● **Excerpted records**:
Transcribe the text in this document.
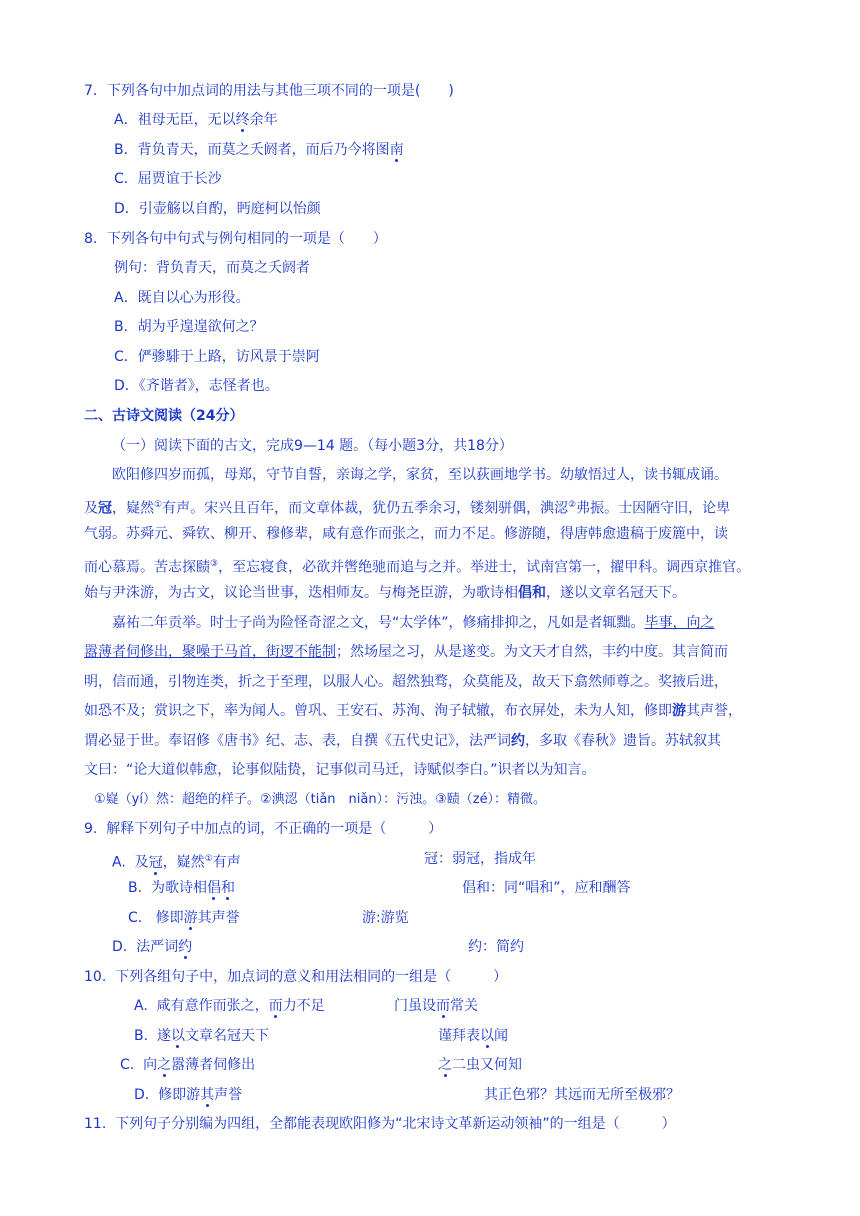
7．下列各句中加点词的用法与其他三项不同的一项是(　　)
A．祖母无臣，无以终余年
B．背负青天，而莫之夭阏者，而后乃今将图南
C．屈贾谊于长沙
D．引壶觞以自酌，眄庭柯以怡颜
8．下列各句中句式与例句相同的一项是（　　）
例句：背负青天，而莫之夭阏者
A．既自以心为形役。
B．胡为乎遑遑欲何之？
C．俨骖騑于上路，访风景于崇阿
D．《齐谐者》，志怪者也。
二、古诗文阅读（24分）
（一）阅读下面的古文，完成9—14 题。（每小题3分，共18分）
欧阳修四岁而孤，母郑，守节自誓，亲诲之学，家贫，至以荻画地学书。幼敏悟过人，读书辄成诵。
及冠，嶷然①有声。宋兴且百年，而文章体裁，犹仍五季余习，镂刻骈偶，淟涊②弗振。士因陋守旧，论卑
气弱。苏舜元、舜钦、柳开、穆修辈，咸有意作而张之，而力不足。修游随，得唐韩愈遗稿于废簏中，读
而心慕焉。苦志探赜③，至忘寝食，必欲并辔绝驰而追与之并。举进士，试南宫第一，擢甲科。调西京推官。
始与尹洙游，为古文，议论当世事，迭相师友。与梅尧臣游，为歌诗相倡和，遂以文章名冠天下。
嘉祐二年贡举。时士子尚为险怪奇涩之文，号“太学体”，修痛排抑之，凡如是者辄黜。毕事，向之
嚣薄者伺修出，聚噪于马首，街逻不能制；然场屋之习，从是遂变。为文天才自然，丰约中度。其言简而
明，信而通，引物连类，折之于至理，以服人心。超然独骛，众莫能及，故天下翕然师尊之。奖掖后进，
如恐不及；赏识之下，率为闻人。曾巩、王安石、苏洵、洵子轼辙，布衣屏处，未为人知，修即游其声誉，
谓必显于世。奉诏修《唐书》纪、志、表，自撰《五代史记》，法严词约，多取《春秋》遗旨。苏轼叙其
文曰：“论大道似韩愈，论事似陆贽，记事似司马迁，诗赋似李白。”识者以为知言。
①嶷（yí）然：超绝的样子。②淟涊（tiǎn　niǎn）：污浊。③赜（zé）：精微。
9.  解释下列句子中加点的词，不正确的一项是（　　　）
A.  及冠，嶷然①有声	冠：弱冠，指成年
B.  为歌诗相倡和	倡和：同“唱和”，应和酬答
C.   修即游其声誉	游:游览
D.  法严词约	约：简约
10.  下列各组句子中，加点词的意义和用法相同的一组是（　　　）
A.  咸有意作而张之，而力不足	门虽设而常关
B.  遂以文章名冠天下	谨拜表以闻
C.  向之嚣薄者伺修出	之二虫又何知
D.  修即游其声誉	其正色邪？其远而无所至极邪？
11.  下列句子分别编为四组，全都能表现欧阳修为“北宋诗文革新运动领袖”的一组是（　　　）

● **Work to be completed**:
Using the listing above, show every line that includes the string "遂以文章名冠天下".

● **Final result**:
始与尹洙游，为古文，议论当世事，迭相师友。与梅尧臣游，为歌诗相倡和，遂以文章名冠天下。
B.  遂以文章名冠天下	谨拜表以闻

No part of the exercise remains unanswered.